__Exercise directions__: Extract each line of the data below exactly as written.

__Dataset rows__:
★ ★ ★ ★ ★

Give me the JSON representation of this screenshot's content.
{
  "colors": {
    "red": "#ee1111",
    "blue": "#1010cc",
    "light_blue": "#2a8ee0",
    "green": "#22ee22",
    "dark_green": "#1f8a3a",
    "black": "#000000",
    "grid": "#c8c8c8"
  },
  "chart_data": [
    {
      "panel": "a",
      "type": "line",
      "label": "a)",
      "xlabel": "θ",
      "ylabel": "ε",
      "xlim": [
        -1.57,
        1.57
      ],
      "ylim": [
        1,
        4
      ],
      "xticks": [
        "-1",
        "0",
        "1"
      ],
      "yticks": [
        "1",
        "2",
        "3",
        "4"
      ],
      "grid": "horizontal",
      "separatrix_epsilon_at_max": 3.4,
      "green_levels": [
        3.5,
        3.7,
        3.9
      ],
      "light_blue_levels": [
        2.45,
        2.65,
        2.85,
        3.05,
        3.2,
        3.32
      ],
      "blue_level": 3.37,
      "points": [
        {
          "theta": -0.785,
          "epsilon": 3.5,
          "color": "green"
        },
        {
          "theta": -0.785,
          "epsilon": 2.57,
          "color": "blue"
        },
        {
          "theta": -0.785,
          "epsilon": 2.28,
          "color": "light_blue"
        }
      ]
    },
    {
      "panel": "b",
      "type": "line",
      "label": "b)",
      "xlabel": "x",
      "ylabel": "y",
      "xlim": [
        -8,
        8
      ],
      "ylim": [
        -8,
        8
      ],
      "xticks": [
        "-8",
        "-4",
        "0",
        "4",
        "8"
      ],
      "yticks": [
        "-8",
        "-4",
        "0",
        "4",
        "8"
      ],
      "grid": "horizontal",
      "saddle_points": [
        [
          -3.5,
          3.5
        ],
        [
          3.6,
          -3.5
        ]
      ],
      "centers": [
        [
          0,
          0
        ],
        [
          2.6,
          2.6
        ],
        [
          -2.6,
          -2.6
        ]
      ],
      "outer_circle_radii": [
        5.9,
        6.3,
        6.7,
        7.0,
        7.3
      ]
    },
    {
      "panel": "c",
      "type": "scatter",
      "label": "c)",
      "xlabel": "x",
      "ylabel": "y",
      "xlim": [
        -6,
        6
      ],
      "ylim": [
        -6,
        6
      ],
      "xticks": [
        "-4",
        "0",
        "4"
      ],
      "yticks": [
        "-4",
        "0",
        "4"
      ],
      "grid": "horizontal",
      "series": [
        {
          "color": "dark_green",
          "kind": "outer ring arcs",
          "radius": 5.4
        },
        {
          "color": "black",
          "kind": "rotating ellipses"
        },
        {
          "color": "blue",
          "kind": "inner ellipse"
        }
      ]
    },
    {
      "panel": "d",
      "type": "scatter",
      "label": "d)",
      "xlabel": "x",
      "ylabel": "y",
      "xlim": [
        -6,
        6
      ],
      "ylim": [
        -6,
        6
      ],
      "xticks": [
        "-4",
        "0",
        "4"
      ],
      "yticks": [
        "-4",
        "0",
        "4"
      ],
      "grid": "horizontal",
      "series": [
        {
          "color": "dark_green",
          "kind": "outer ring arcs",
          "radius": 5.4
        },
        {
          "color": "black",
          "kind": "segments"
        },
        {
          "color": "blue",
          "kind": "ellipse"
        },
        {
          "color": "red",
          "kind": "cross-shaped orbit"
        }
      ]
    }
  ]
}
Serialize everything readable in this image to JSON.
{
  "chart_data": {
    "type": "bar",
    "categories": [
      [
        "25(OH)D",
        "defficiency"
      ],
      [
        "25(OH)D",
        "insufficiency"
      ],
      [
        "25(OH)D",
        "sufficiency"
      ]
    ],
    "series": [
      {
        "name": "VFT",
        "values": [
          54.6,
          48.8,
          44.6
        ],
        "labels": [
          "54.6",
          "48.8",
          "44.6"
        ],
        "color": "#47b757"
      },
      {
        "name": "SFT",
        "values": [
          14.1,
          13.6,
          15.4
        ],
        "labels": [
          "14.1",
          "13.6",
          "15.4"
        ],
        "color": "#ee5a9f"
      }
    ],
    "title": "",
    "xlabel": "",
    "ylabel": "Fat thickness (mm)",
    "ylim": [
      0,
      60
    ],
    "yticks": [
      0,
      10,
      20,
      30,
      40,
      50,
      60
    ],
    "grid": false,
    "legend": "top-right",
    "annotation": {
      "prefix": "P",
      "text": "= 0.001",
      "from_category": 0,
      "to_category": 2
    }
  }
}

★ ★ ★ ★ ★

__Output of the task__:
Give me the JSON representation of this screenshot's content.
{
  "colors": {
    "red": "#ee1111",
    "blue": "#1010cc",
    "light_blue": "#2a8ee0",
    "green": "#22ee22",
    "dark_green": "#1f8a3a",
    "black": "#000000",
    "grid": "#c8c8c8"
  },
  "chart_data": [
    {
      "panel": "a",
      "type": "line",
      "label": "a)",
      "xlabel": "θ",
      "ylabel": "ε",
      "xlim": [
        -1.57,
        1.57
      ],
      "ylim": [
        1,
        4
      ],
      "xticks": [
        "-1",
        "0",
        "1"
      ],
      "yticks": [
        "1",
        "2",
        "3",
        "4"
      ],
      "grid": "horizontal",
      "separatrix_epsilon_at_max": 3.4,
      "green_levels": [
        3.5,
        3.7,
        3.9
      ],
      "light_blue_levels": [
        2.45,
        2.65,
        2.85,
        3.05,
        3.2,
        3.32
      ],
      "blue_level": 3.37,
      "points": [
        {
          "theta": -0.785,
          "epsilon": 3.5,
          "color": "green"
        },
        {
          "theta": -0.785,
          "epsilon": 2.57,
          "color": "blue"
        },
        {
          "theta": -0.785,
          "epsilon": 2.28,
          "color": "light_blue"
        }
      ]
    },
    {
      "panel": "b",
      "type": "line",
      "label": "b)",
      "xlabel": "x",
      "ylabel": "y",
      "xlim": [
        -8,
        8
      ],
      "ylim": [
        -8,
        8
      ],
      "xticks": [
        "-8",
        "-4",
        "0",
        "4",
        "8"
      ],
      "yticks": [
        "-8",
        "-4",
        "0",
        "4",
        "8"
      ],
      "grid": "horizontal",
      "saddle_points": [
        [
          -3.5,
          3.5
        ],
        [
          3.6,
          -3.5
        ]
      ],
      "centers": [
        [
          0,
          0
        ],
        [
          2.6,
          2.6
        ],
        [
          -2.6,
          -2.6
        ]
      ],
      "outer_circle_radii": [
        5.9,
        6.3,
        6.7,
        7.0,
        7.3
      ]
    },
    {
      "panel": "c",
      "type": "scatter",
      "label": "c)",
      "xlabel": "x",
      "ylabel": "y",
      "xlim": [
        -6,
        6
      ],
      "ylim": [
        -6,
        6
      ],
      "xticks": [
        "-4",
        "0",
        "4"
      ],
      "yticks": [
        "-4",
        "0",
        "4"
      ],
      "grid": "horizontal",
      "series": [
        {
          "color": "dark_green",
          "kind": "outer ring arcs",
          "radius": 5.4
        },
        {
          "color": "black",
          "kind": "rotating ellipses"
        },
        {
          "color": "blue",
          "kind": "inner ellipse"
        }
      ]
    },
    {
      "panel": "d",
      "type": "scatter",
      "label": "d)",
      "xlabel": "x",
      "ylabel": "y",
      "xlim": [
        -6,
        6
      ],
      "ylim": [
        -6,
        6
      ],
      "xticks": [
        "-4",
        "0",
        "4"
      ],
      "yticks": [
        "-4",
        "0",
        "4"
      ],
      "grid": "horizontal",
      "series": [
        {
          "color": "dark_green",
          "kind": "outer ring arcs",
          "radius": 5.4
        },
        {
          "color": "black",
          "kind": "segments"
        },
        {
          "color": "blue",
          "kind": "ellipse"
        },
        {
          "color": "red",
          "kind": "cross-shaped orbit"
        }
      ]
    }
  ]
}
Serialize everything readable in this image to JSON.
{
  "chart_data": {
    "type": "bar",
    "categories": [
      [
        "25(OH)D",
        "defficiency"
      ],
      [
        "25(OH)D",
        "insufficiency"
      ],
      [
        "25(OH)D",
        "sufficiency"
      ]
    ],
    "series": [
      {
        "name": "VFT",
        "values": [
          54.6,
          48.8,
          44.6
        ],
        "labels": [
          "54.6",
          "48.8",
          "44.6"
        ],
        "color": "#47b757"
      },
      {
        "name": "SFT",
        "values": [
          14.1,
          13.6,
          15.4
        ],
        "labels": [
          "14.1",
          "13.6",
          "15.4"
        ],
        "color": "#ee5a9f"
      }
    ],
    "title": "",
    "xlabel": "",
    "ylabel": "Fat thickness (mm)",
    "ylim": [
      0,
      60
    ],
    "yticks": [
      0,
      10,
      20,
      30,
      40,
      50,
      60
    ],
    "grid": false,
    "legend": "top-right",
    "annotation": {
      "prefix": "P",
      "text": "= 0.001",
      "from_category": 0,
      "to_category": 2
    }
  }
}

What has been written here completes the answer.